Description of the task: Extract all lines that hold "apartado" from the records below.

Data shown:
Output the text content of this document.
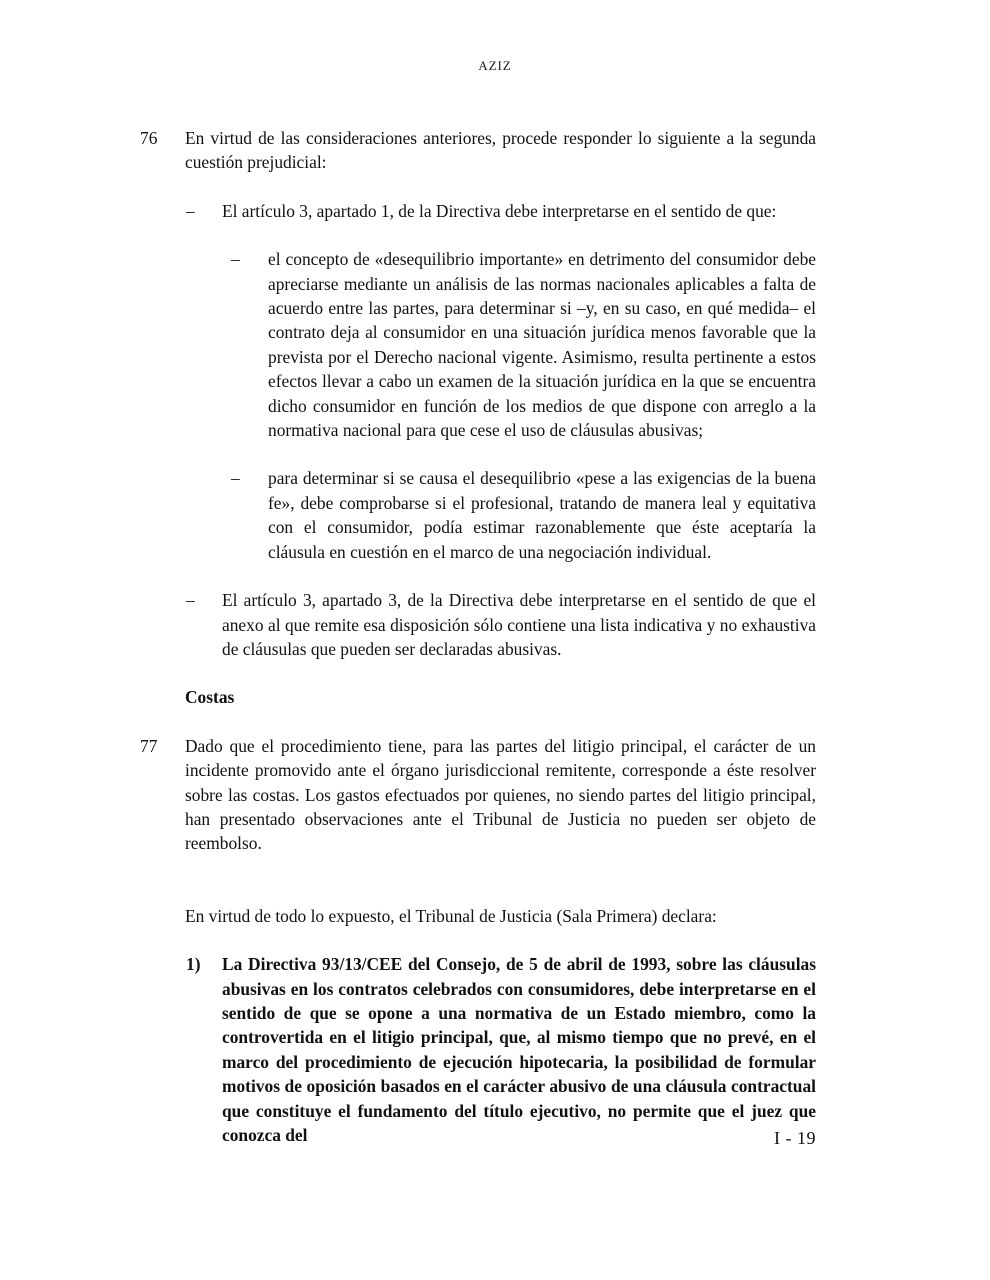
AZIZ
76	En virtud de las consideraciones anteriores, procede responder lo siguiente a la segunda cuestión prejudicial:
–	El artículo 3, apartado 1, de la Directiva debe interpretarse en el sentido de que:
–	el concepto de «desequilibrio importante» en detrimento del consumidor debe apreciarse mediante un análisis de las normas nacionales aplicables a falta de acuerdo entre las partes, para determinar si –y, en su caso, en qué medida– el contrato deja al consumidor en una situación jurídica menos favorable que la prevista por el Derecho nacional vigente. Asimismo, resulta pertinente a estos efectos llevar a cabo un examen de la situación jurídica en la que se encuentra dicho consumidor en función de los medios de que dispone con arreglo a la normativa nacional para que cese el uso de cláusulas abusivas;
–	para determinar si se causa el desequilibrio «pese a las exigencias de la buena fe», debe comprobarse si el profesional, tratando de manera leal y equitativa con el consumidor, podía estimar razonablemente que éste aceptaría la cláusula en cuestión en el marco de una negociación individual.
–	El artículo 3, apartado 3, de la Directiva debe interpretarse en el sentido de que el anexo al que remite esa disposición sólo contiene una lista indicativa y no exhaustiva de cláusulas que pueden ser declaradas abusivas.
Costas
77	Dado que el procedimiento tiene, para las partes del litigio principal, el carácter de un incidente promovido ante el órgano jurisdiccional remitente, corresponde a éste resolver sobre las costas. Los gastos efectuados por quienes, no siendo partes del litigio principal, han presentado observaciones ante el Tribunal de Justicia no pueden ser objeto de reembolso.
En virtud de todo lo expuesto, el Tribunal de Justicia (Sala Primera) declara:
1)	La Directiva 93/13/CEE del Consejo, de 5 de abril de 1993, sobre las cláusulas abusivas en los contratos celebrados con consumidores, debe interpretarse en el sentido de que se opone a una normativa de un Estado miembro, como la controvertida en el litigio principal, que, al mismo tiempo que no prevé, en el marco del procedimiento de ejecución hipotecaria, la posibilidad de formular motivos de oposición basados en el carácter abusivo de una cláusula contractual que constituye el fundamento del título ejecutivo, no permite que el juez que conozca del	I - 19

Finished exercise:
–	El artículo 3, apartado 1, de la Directiva debe interpretarse en el sentido de que:
–	El artículo 3, apartado 3, de la Directiva debe interpretarse en el sentido de que el anexo al que remite esa disposición sólo contiene una lista indicativa y no exhaustiva de cláusulas que pueden ser declaradas abusivas.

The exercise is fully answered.